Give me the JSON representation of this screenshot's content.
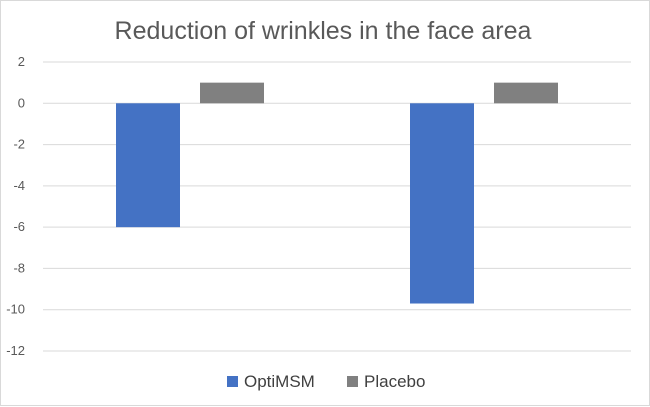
{
  "chart_data": {
    "type": "bar",
    "title": "Reduction of wrinkles in the face area",
    "xlabel": "",
    "ylabel": "",
    "categories": [
      "",
      ""
    ],
    "series": [
      {
        "name": "OptiMSM",
        "values": [
          -6,
          -9.7
        ],
        "color": "#4472c4"
      },
      {
        "name": "Placebo",
        "values": [
          1,
          1
        ],
        "color": "#808080"
      }
    ],
    "ylim": [
      -12,
      2
    ],
    "yticks": [
      2,
      0,
      -2,
      -4,
      -6,
      -8,
      -10,
      -12
    ],
    "grid": true,
    "legend_position": "bottom"
  }
}
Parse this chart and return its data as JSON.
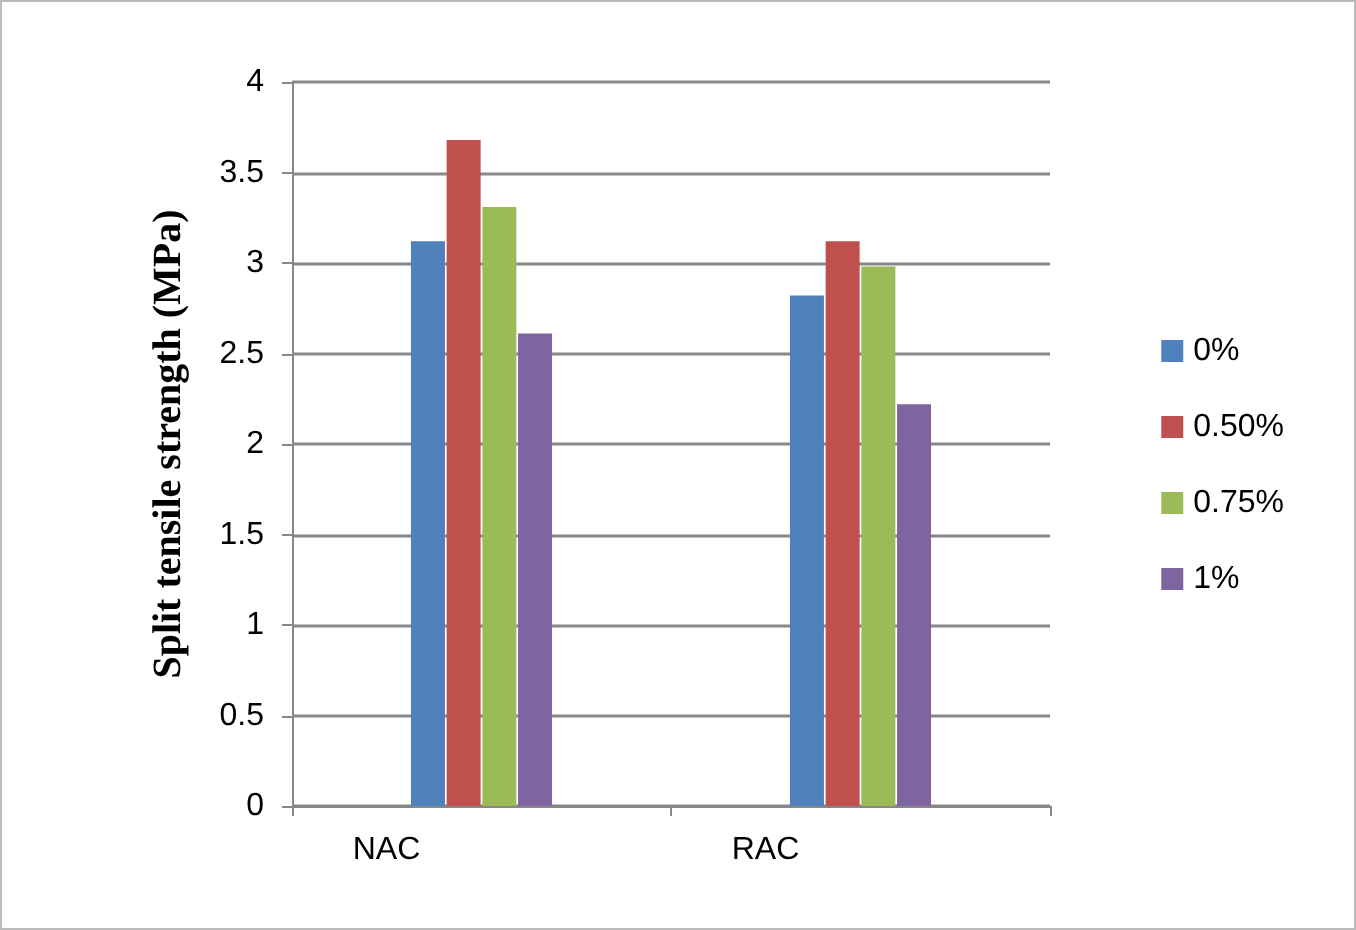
{
  "chart_data": {
    "type": "bar",
    "ylabel": "Split tensile strength (MPa)",
    "categories": [
      "NAC",
      "RAC"
    ],
    "series": [
      {
        "name": "0%",
        "color": "#4f81bd",
        "values": [
          3.12,
          2.82
        ]
      },
      {
        "name": "0.50%",
        "color": "#c0504d",
        "values": [
          3.68,
          3.12
        ]
      },
      {
        "name": "0.75%",
        "color": "#9bbb59",
        "values": [
          3.31,
          2.98
        ]
      },
      {
        "name": "1%",
        "color": "#8064a2",
        "values": [
          2.61,
          2.22
        ]
      }
    ],
    "ylim": [
      0,
      4
    ],
    "yticks": [
      0,
      0.5,
      1,
      1.5,
      2,
      2.5,
      3,
      3.5,
      4
    ],
    "grid": "y",
    "legend": "right"
  }
}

^^^^^^^^

Write the full listing out again with every line unchanged, but include no pictures.

◆ **Solution for this problem**:
Give me the JSON representation of this screenshot's content.
{
  "chart_data": {
    "type": "bar",
    "title": "Reduction of wrinkles in the face area",
    "xlabel": "",
    "ylabel": "",
    "categories": [
      "",
      ""
    ],
    "series": [
      {
        "name": "OptiMSM",
        "values": [
          -6,
          -9.7
        ],
        "color": "#4472c4"
      },
      {
        "name": "Placebo",
        "values": [
          1,
          1
        ],
        "color": "#808080"
      }
    ],
    "ylim": [
      -12,
      2
    ],
    "yticks": [
      2,
      0,
      -2,
      -4,
      -6,
      -8,
      -10,
      -12
    ],
    "grid": true,
    "legend_position": "bottom"
  }
}
Parse this chart and return its data as JSON.
{
  "chart_data": {
    "type": "bar",
    "ylabel": "Split tensile strength (MPa)",
    "categories": [
      "NAC",
      "RAC"
    ],
    "series": [
      {
        "name": "0%",
        "color": "#4f81bd",
        "values": [
          3.12,
          2.82
        ]
      },
      {
        "name": "0.50%",
        "color": "#c0504d",
        "values": [
          3.68,
          3.12
        ]
      },
      {
        "name": "0.75%",
        "color": "#9bbb59",
        "values": [
          3.31,
          2.98
        ]
      },
      {
        "name": "1%",
        "color": "#8064a2",
        "values": [
          2.61,
          2.22
        ]
      }
    ],
    "ylim": [
      0,
      4
    ],
    "yticks": [
      0,
      0.5,
      1,
      1.5,
      2,
      2.5,
      3,
      3.5,
      4
    ],
    "grid": "y",
    "legend": "right"
  }
}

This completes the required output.